- _What to work on_
From the entries below, list each line with "participar".

- _Data shown_
>>>
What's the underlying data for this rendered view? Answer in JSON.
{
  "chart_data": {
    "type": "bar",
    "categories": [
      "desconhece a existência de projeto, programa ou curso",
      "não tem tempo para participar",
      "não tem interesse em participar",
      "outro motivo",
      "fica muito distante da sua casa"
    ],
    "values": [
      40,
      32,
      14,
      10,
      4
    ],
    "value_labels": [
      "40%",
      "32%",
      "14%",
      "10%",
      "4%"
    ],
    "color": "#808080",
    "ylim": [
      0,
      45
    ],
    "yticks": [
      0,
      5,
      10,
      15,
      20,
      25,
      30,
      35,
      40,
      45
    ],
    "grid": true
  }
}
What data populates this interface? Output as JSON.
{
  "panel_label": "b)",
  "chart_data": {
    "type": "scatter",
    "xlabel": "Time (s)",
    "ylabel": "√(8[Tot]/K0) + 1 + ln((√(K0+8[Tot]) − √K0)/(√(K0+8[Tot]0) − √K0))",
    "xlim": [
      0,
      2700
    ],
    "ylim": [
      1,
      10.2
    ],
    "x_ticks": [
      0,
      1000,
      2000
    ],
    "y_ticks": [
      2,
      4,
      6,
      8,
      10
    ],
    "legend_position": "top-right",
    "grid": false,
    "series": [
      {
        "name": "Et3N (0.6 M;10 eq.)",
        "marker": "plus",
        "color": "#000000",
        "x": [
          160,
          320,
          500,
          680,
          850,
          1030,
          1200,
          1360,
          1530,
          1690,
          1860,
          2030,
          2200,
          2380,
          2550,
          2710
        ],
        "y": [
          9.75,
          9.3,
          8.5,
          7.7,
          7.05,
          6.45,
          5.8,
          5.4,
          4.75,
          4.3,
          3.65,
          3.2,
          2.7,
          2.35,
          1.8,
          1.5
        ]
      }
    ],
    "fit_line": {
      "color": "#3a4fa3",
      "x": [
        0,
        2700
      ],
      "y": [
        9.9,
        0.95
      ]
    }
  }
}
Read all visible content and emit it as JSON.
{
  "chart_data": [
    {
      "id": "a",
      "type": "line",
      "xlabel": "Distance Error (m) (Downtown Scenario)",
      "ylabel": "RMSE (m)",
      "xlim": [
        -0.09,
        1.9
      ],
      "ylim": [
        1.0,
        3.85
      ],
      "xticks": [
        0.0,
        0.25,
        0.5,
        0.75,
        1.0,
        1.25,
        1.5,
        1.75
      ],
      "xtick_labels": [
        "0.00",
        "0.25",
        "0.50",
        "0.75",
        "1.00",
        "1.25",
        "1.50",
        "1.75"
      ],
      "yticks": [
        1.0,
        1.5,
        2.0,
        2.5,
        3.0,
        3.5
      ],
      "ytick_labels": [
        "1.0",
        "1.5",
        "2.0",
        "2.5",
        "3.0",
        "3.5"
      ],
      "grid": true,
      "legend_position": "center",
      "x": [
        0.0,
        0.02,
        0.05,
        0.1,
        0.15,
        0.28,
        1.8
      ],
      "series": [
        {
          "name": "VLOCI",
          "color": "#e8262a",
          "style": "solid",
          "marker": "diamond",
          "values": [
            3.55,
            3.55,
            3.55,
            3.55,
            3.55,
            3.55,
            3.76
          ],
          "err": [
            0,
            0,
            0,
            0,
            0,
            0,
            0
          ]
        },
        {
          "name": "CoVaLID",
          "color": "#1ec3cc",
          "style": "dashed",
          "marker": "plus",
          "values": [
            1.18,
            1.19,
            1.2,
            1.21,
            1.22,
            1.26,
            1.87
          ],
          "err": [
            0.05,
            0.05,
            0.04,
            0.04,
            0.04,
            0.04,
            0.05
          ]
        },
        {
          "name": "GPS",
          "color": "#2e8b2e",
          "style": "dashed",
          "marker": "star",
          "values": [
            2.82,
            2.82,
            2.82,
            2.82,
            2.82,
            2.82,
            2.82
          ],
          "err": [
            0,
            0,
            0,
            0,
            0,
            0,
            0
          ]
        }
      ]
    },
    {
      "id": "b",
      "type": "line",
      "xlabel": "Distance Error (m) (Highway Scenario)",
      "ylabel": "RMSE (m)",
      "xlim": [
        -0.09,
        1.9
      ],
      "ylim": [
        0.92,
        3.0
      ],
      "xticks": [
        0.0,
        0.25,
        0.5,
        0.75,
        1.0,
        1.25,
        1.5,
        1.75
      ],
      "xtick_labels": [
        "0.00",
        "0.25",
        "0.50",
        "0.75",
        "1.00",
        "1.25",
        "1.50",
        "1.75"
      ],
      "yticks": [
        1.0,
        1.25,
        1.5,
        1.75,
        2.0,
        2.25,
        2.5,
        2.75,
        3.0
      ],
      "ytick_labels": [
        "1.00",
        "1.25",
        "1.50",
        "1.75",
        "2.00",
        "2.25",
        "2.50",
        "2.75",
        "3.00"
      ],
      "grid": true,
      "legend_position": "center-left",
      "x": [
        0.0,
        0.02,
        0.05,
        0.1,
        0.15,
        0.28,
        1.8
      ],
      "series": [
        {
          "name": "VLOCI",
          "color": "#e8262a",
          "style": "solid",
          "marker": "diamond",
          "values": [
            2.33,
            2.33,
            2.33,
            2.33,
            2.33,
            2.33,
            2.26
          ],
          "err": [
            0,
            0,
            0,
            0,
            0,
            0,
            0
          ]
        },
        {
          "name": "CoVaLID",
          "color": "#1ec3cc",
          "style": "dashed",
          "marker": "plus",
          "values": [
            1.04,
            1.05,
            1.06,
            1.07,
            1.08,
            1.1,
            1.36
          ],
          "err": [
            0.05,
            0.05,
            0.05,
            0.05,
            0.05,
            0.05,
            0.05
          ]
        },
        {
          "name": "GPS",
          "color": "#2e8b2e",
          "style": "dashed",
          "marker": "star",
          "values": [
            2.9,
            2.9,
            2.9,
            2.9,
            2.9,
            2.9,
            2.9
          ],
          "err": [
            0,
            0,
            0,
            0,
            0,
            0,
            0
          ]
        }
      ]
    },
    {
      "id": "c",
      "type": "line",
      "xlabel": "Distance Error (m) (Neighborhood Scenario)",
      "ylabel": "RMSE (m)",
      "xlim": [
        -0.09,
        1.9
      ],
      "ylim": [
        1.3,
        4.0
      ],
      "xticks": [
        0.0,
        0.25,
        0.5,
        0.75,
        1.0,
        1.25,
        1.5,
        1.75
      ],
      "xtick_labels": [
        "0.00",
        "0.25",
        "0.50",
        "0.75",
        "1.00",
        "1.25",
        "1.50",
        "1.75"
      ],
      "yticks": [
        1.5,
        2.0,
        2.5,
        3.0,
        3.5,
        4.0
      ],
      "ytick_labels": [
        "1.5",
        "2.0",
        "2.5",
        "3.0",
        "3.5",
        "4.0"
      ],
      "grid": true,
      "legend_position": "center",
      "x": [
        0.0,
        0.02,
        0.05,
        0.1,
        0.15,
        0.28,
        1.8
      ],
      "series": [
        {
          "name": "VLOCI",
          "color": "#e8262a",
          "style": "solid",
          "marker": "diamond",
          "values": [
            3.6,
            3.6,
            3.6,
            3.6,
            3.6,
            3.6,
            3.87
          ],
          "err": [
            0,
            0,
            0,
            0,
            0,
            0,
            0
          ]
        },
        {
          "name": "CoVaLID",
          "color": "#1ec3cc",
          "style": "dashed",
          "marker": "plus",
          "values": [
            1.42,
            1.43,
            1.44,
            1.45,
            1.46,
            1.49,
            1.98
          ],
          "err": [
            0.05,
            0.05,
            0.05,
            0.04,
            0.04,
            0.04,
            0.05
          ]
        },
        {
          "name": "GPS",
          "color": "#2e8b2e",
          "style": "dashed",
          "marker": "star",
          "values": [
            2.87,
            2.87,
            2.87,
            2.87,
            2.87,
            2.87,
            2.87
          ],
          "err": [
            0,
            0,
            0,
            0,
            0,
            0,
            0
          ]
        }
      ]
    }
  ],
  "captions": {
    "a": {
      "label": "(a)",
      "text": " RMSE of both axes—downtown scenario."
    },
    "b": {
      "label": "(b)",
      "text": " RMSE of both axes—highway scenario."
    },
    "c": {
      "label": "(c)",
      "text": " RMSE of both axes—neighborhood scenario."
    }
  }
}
<<<
- _The completed task_
      "não tem tempo para participar",
      "não tem interesse em participar",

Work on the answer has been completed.